## PROBLEM STATEMENT
Locate the string "JSON" throughout the material and copy every line in which it occurs.
* Start DATASET EXCERPTS *
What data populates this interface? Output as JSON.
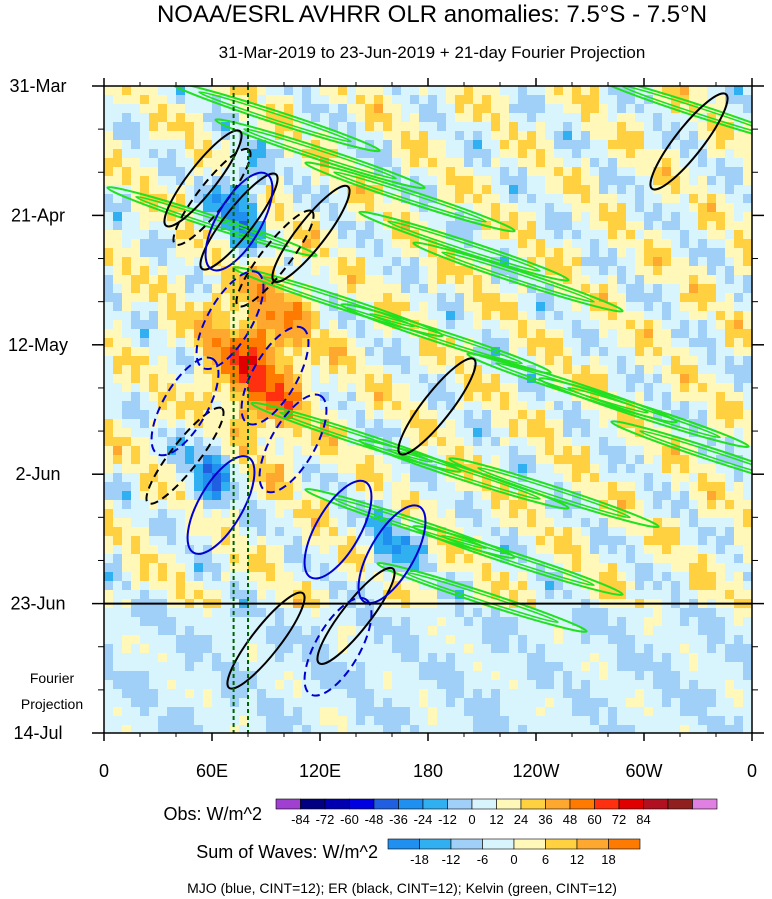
{
  "chart_data": {
    "type": "heatmap",
    "title": "NOAA/ESRL AVHRR OLR anomalies: 7.5°S - 7.5°N",
    "subtitle": "31-Mar-2019 to 23-Jun-2019 + 21-day Fourier Projection",
    "x_ticks": [
      "0",
      "60E",
      "120E",
      "180",
      "120W",
      "60W",
      "0"
    ],
    "x_tick_values": [
      0,
      60,
      120,
      180,
      240,
      300,
      360
    ],
    "xlim": [
      0,
      360
    ],
    "y_ticks": [
      "31-Mar",
      "21-Apr",
      "12-May",
      "2-Jun",
      "23-Jun",
      "14-Jul"
    ],
    "y_tick_values": [
      "2019-03-31",
      "2019-04-21",
      "2019-05-12",
      "2019-06-02",
      "2019-06-23",
      "2019-07-14"
    ],
    "ylim": [
      "2019-03-31",
      "2019-07-14"
    ],
    "y_direction": "time increases downward",
    "end_of_observations": "2019-06-23",
    "projection_label_line1": "Fourier",
    "projection_label_line2": "Projection",
    "dashed_reference_lines_lon": [
      72,
      80
    ],
    "obs_colorbar": {
      "label": "Obs: W/m^2",
      "levels": [
        "-84",
        "-72",
        "-60",
        "-48",
        "-36",
        "-24",
        "-12",
        "0",
        "12",
        "24",
        "36",
        "48",
        "60",
        "72",
        "84"
      ],
      "colors": [
        "#a040d0",
        "#000080",
        "#0000b0",
        "#0000e0",
        "#2060e0",
        "#2090f0",
        "#30b0f0",
        "#a0d0f8",
        "#d8f4fc",
        "#fff8b8",
        "#ffd040",
        "#ffa830",
        "#ff7a00",
        "#ff3010",
        "#e00000",
        "#b01020",
        "#902020",
        "#e080e0"
      ]
    },
    "waves_colorbar": {
      "label": "Sum of Waves: W/m^2",
      "levels": [
        "-18",
        "-12",
        "-6",
        "0",
        "6",
        "12",
        "18"
      ],
      "colors": [
        "#2090f0",
        "#30b0f0",
        "#a0d0f8",
        "#d8f4fc",
        "#fff8b8",
        "#ffd040",
        "#ffa830",
        "#ff7a00"
      ]
    },
    "legend_text": "MJO (blue, CINT=12); ER (black, CINT=12); Kelvin (green, CINT=12)",
    "contour_colors": {
      "mjo": "#0000d0",
      "er": "#000000",
      "kelvin": "#20e020"
    }
  }
}
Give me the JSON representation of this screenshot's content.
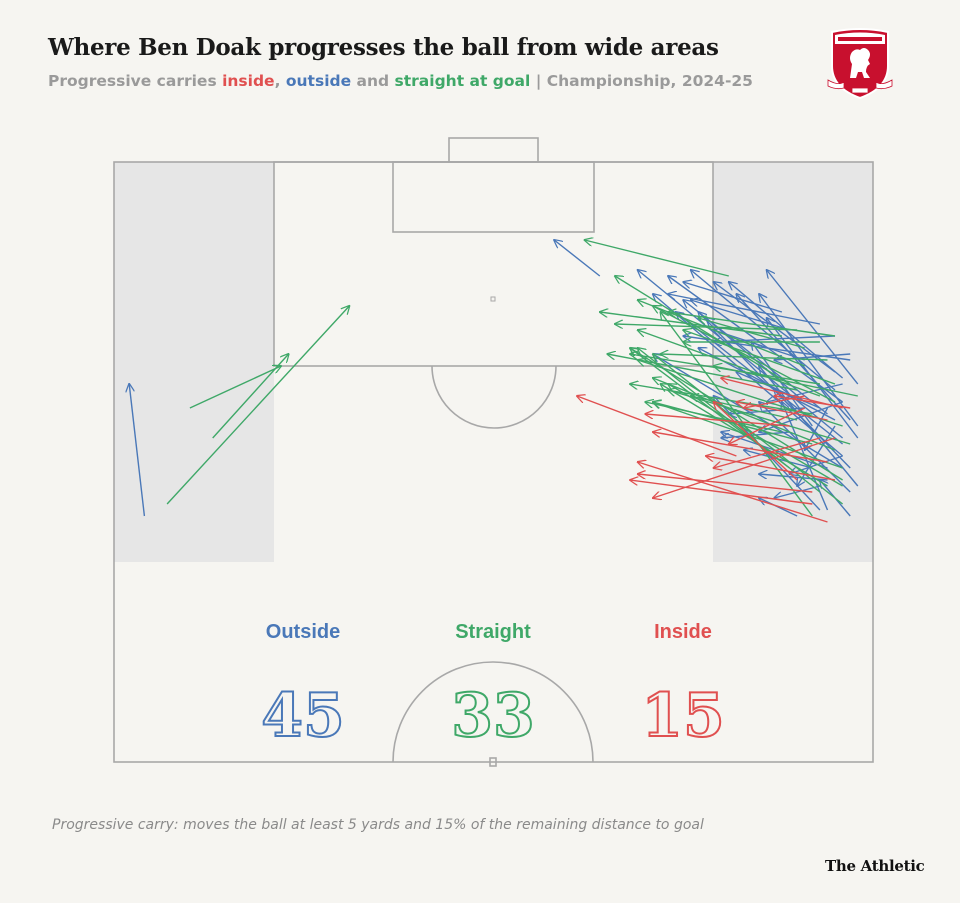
{
  "header": {
    "title": "Where Ben Doak progresses the ball from wide areas",
    "subtitle_prefix": "Progressive carries ",
    "subtitle_inside": "inside",
    "subtitle_sep1": ", ",
    "subtitle_outside": "outside",
    "subtitle_and": " and ",
    "subtitle_straight": "straight at goal",
    "subtitle_suffix": " | Championship, 2024-25"
  },
  "crest": {
    "icon": "middlesbrough-crest-icon",
    "color": "#c8102e"
  },
  "colors": {
    "outside": "#4a78b8",
    "straight": "#3fa868",
    "inside": "#e05050",
    "pitch_line": "#a8a8a8",
    "wide_zone": "#e6e6e6",
    "background": "#f6f5f1"
  },
  "chart_data": {
    "type": "carry-map",
    "xlabel": "",
    "ylabel": "",
    "xlim": [
      0,
      100
    ],
    "ylim": [
      0,
      100
    ],
    "categories": [
      "Outside",
      "Straight",
      "Inside"
    ],
    "totals": [
      45,
      33,
      15
    ],
    "series": [
      {
        "name": "Outside",
        "count": "45",
        "carries": [
          [
            4,
            41,
            2,
            63
          ],
          [
            96,
            54,
            69,
            82
          ],
          [
            96,
            60,
            73,
            81
          ],
          [
            95,
            62,
            76,
            82
          ],
          [
            96,
            51,
            71,
            78
          ],
          [
            95,
            65,
            79,
            80
          ],
          [
            96,
            64,
            81,
            80
          ],
          [
            98,
            56,
            85,
            78
          ],
          [
            97,
            57,
            82,
            78
          ],
          [
            97,
            49,
            77,
            75
          ],
          [
            98,
            54,
            86,
            74
          ],
          [
            96,
            53,
            74,
            75
          ],
          [
            94,
            58,
            75,
            77
          ],
          [
            97,
            67,
            75,
            71
          ],
          [
            96,
            49,
            71,
            68
          ],
          [
            93,
            73,
            73,
            78
          ],
          [
            98,
            63,
            86,
            82
          ],
          [
            98,
            46,
            85,
            66
          ],
          [
            95,
            71,
            79,
            70
          ],
          [
            95,
            57,
            77,
            69
          ],
          [
            97,
            68,
            87,
            67
          ],
          [
            93,
            59,
            82,
            65
          ],
          [
            93,
            42,
            79,
            61
          ],
          [
            97,
            45,
            85,
            60
          ],
          [
            96,
            63,
            86,
            60
          ],
          [
            94,
            49,
            80,
            55
          ],
          [
            96,
            60,
            85,
            55
          ],
          [
            91,
            60,
            78,
            74
          ],
          [
            88,
            75,
            75,
            80
          ],
          [
            91,
            67,
            79,
            72
          ],
          [
            89,
            72,
            76,
            77
          ],
          [
            89,
            55,
            80,
            54
          ],
          [
            91,
            59,
            81,
            58
          ],
          [
            94,
            53,
            87,
            62
          ],
          [
            92,
            49,
            83,
            52
          ],
          [
            94,
            47,
            85,
            48
          ],
          [
            96,
            51,
            89,
            48
          ],
          [
            95,
            56,
            90,
            46
          ],
          [
            93,
            46,
            87,
            44
          ],
          [
            94,
            59,
            91,
            52
          ],
          [
            90,
            41,
            85,
            44
          ],
          [
            94,
            42,
            88,
            60
          ],
          [
            97,
            41,
            93,
            47
          ],
          [
            64,
            81,
            58,
            87
          ],
          [
            92,
            56,
            84,
            70
          ]
        ]
      },
      {
        "name": "Straight",
        "count": "33",
        "carries": [
          [
            7,
            43,
            31,
            76
          ],
          [
            13,
            54,
            23,
            68
          ],
          [
            10,
            59,
            22,
            66
          ],
          [
            81,
            81,
            62,
            87
          ],
          [
            89,
            63,
            66,
            81
          ],
          [
            95,
            60,
            71,
            76
          ],
          [
            93,
            61,
            69,
            72
          ],
          [
            91,
            66,
            69,
            77
          ],
          [
            90,
            72,
            66,
            73
          ],
          [
            88,
            71,
            64,
            75
          ],
          [
            90,
            62,
            65,
            68
          ],
          [
            93,
            63,
            68,
            68
          ],
          [
            96,
            56,
            69,
            67
          ],
          [
            97,
            53,
            73,
            62
          ],
          [
            98,
            61,
            79,
            66
          ],
          [
            95,
            71,
            73,
            75
          ],
          [
            95,
            63,
            75,
            72
          ],
          [
            94,
            67,
            72,
            68
          ],
          [
            96,
            47,
            68,
            69
          ],
          [
            95,
            52,
            71,
            64
          ],
          [
            92,
            58,
            68,
            63
          ],
          [
            96,
            49,
            71,
            60
          ],
          [
            88,
            55,
            70,
            60
          ],
          [
            90,
            57,
            76,
            61
          ],
          [
            89,
            49,
            68,
            69
          ],
          [
            93,
            45,
            69,
            69
          ],
          [
            96,
            43,
            71,
            68
          ],
          [
            92,
            53,
            71,
            60
          ],
          [
            91,
            69,
            77,
            74
          ],
          [
            93,
            70,
            75,
            70
          ],
          [
            94,
            46,
            72,
            63
          ],
          [
            96,
            46,
            73,
            63
          ],
          [
            92,
            41,
            72,
            75
          ]
        ]
      },
      {
        "name": "Inside",
        "count": "15",
        "carries": [
          [
            90,
            47,
            79,
            60
          ],
          [
            91,
            59,
            81,
            53
          ],
          [
            93,
            54,
            79,
            49
          ],
          [
            95,
            47,
            78,
            51
          ],
          [
            94,
            57,
            82,
            60
          ],
          [
            96,
            59,
            80,
            64
          ],
          [
            97,
            59,
            87,
            61
          ],
          [
            91,
            61,
            83,
            59
          ],
          [
            94,
            50,
            71,
            55
          ],
          [
            89,
            56,
            70,
            58
          ],
          [
            92,
            45,
            69,
            48
          ],
          [
            95,
            54,
            71,
            44
          ],
          [
            92,
            43,
            68,
            47
          ],
          [
            94,
            40,
            69,
            50
          ],
          [
            82,
            51,
            61,
            61
          ]
        ]
      }
    ]
  },
  "labels": {
    "outside_label": "Outside",
    "straight_label": "Straight",
    "inside_label": "Inside",
    "outside_count": "45",
    "straight_count": "33",
    "inside_count": "15"
  },
  "footnote": "Progressive carry: moves the ball at least 5 yards and 15% of the remaining distance to goal",
  "brand": "The Athletic"
}
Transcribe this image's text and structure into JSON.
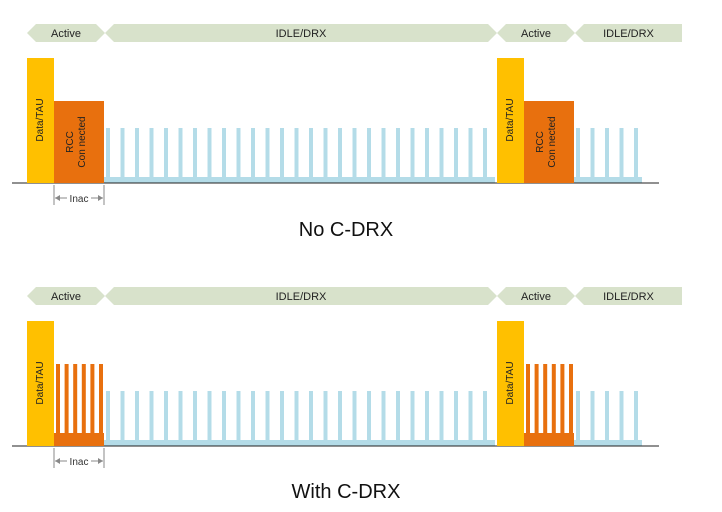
{
  "colors": {
    "arrow": "#d8e2cb",
    "data_tau": "#ffc000",
    "rrc": "#e8700e",
    "idle": "#b4dce8",
    "baseline": "#222222",
    "inac_line": "#888888"
  },
  "panels": [
    {
      "title": "No C-DRX",
      "mode": "no_cdrx",
      "phases": [
        "Active",
        "IDLE/DRX",
        "Active",
        "IDLE/DRX"
      ],
      "data_label": "Data/TAU",
      "rrc_label_line1": "RCC",
      "rrc_label_line2": "Con nected",
      "inac_label": "Inac"
    },
    {
      "title": "With C-DRX",
      "mode": "with_cdrx",
      "phases": [
        "Active",
        "IDLE/DRX",
        "Active",
        "IDLE/DRX"
      ],
      "data_label": "Data/TAU",
      "inac_label": "Inac"
    }
  ]
}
* End DATASET EXCERPTS *
## CORRECT ANSWER
What data populates this interface? Output as JSON.
Give me the JSON representation of this screenshot's content.
Transcribe this image's text and structure into JSON.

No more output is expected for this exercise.